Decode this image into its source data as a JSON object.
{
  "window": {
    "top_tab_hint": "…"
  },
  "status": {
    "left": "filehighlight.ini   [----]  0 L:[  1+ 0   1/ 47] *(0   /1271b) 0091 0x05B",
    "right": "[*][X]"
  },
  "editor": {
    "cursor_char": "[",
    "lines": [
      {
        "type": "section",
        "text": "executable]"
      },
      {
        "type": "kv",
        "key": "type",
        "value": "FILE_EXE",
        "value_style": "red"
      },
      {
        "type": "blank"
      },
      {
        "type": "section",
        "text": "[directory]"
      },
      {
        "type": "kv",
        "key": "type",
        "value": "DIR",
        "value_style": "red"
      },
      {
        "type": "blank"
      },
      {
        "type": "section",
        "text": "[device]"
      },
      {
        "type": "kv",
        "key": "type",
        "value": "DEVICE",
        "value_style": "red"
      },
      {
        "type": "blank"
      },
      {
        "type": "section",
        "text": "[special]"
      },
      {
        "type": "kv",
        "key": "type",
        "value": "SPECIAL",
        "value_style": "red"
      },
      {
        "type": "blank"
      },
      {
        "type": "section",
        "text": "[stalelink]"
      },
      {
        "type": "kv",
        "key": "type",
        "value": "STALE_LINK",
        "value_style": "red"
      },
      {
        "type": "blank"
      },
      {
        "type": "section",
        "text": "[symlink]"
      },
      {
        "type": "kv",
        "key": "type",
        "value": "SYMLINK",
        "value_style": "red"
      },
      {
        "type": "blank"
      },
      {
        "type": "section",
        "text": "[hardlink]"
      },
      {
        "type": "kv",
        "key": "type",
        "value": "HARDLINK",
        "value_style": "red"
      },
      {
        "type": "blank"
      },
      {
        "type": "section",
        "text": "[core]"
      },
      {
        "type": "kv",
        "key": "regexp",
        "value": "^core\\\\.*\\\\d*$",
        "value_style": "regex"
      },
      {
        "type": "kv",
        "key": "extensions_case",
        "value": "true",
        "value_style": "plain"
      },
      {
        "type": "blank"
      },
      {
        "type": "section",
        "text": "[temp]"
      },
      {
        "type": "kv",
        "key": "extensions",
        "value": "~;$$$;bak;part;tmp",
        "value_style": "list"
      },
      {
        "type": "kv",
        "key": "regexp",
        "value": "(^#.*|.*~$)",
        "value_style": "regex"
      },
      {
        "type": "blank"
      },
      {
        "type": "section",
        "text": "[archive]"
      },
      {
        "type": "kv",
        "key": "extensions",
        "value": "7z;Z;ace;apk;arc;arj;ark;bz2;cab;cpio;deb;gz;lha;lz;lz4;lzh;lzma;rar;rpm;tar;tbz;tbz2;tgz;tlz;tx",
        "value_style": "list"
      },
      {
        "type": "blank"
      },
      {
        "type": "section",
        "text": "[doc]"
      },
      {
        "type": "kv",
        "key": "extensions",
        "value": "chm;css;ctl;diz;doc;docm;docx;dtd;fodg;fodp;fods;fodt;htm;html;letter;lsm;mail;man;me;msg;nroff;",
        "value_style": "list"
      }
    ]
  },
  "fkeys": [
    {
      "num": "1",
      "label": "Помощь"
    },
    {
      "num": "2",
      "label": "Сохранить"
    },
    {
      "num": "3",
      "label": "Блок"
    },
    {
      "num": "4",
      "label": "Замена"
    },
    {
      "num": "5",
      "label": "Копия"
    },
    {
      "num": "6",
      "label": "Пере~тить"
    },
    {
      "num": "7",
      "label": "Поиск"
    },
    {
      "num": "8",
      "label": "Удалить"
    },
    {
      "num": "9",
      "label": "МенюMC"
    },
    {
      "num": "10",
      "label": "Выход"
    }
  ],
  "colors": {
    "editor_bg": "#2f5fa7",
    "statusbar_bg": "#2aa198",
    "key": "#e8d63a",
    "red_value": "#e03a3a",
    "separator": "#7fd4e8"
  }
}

━━━━━━━━

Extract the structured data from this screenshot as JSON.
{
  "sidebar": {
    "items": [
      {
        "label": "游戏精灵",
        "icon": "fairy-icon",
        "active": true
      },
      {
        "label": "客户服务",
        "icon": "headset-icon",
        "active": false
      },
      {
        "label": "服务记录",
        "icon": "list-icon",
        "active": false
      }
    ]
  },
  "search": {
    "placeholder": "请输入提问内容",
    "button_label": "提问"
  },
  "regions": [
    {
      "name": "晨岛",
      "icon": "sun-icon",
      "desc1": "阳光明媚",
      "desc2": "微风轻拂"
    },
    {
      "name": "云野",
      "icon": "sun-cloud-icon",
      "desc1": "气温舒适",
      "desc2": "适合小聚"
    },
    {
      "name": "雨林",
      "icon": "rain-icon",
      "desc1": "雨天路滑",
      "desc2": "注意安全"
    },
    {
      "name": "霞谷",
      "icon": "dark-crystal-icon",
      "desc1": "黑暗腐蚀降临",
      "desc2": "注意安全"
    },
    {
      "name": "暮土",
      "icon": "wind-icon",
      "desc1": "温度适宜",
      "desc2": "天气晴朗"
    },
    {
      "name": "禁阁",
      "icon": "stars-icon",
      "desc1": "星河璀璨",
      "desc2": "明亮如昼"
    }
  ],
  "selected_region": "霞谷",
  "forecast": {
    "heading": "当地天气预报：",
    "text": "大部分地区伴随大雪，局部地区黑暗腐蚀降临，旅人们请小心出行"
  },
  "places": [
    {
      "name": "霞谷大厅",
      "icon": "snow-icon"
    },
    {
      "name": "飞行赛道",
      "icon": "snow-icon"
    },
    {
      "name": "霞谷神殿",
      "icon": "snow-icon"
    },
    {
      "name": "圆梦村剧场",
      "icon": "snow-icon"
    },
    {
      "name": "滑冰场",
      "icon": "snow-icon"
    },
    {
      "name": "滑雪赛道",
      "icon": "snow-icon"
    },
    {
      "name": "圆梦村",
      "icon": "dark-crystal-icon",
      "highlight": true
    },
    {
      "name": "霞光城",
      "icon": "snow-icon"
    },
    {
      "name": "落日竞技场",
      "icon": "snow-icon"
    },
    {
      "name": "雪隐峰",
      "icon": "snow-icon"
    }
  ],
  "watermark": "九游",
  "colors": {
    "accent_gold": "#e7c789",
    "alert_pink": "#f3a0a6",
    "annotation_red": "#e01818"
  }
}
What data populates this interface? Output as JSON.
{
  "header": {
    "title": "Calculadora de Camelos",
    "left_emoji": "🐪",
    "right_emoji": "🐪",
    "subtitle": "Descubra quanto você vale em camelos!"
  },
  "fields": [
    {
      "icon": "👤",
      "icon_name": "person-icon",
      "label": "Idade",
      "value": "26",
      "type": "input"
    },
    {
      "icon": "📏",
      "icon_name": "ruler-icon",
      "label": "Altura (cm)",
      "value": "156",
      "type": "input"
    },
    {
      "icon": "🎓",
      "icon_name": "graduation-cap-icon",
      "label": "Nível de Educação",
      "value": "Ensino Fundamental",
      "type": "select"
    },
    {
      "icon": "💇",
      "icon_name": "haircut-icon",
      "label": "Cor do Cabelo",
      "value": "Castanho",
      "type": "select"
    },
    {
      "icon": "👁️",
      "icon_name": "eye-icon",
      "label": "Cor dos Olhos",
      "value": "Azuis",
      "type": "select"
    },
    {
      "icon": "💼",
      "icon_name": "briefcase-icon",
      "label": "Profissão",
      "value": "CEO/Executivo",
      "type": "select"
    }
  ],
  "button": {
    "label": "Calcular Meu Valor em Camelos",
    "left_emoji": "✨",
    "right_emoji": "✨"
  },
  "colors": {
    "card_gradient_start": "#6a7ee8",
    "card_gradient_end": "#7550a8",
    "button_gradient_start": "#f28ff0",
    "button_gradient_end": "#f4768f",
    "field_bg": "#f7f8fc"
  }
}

━━━━━━━━

**WHAT THE EXERCISE ASKS:** Report the number of lines holding the string "data", without any other words.

**SOLVED EXERCISE:** 3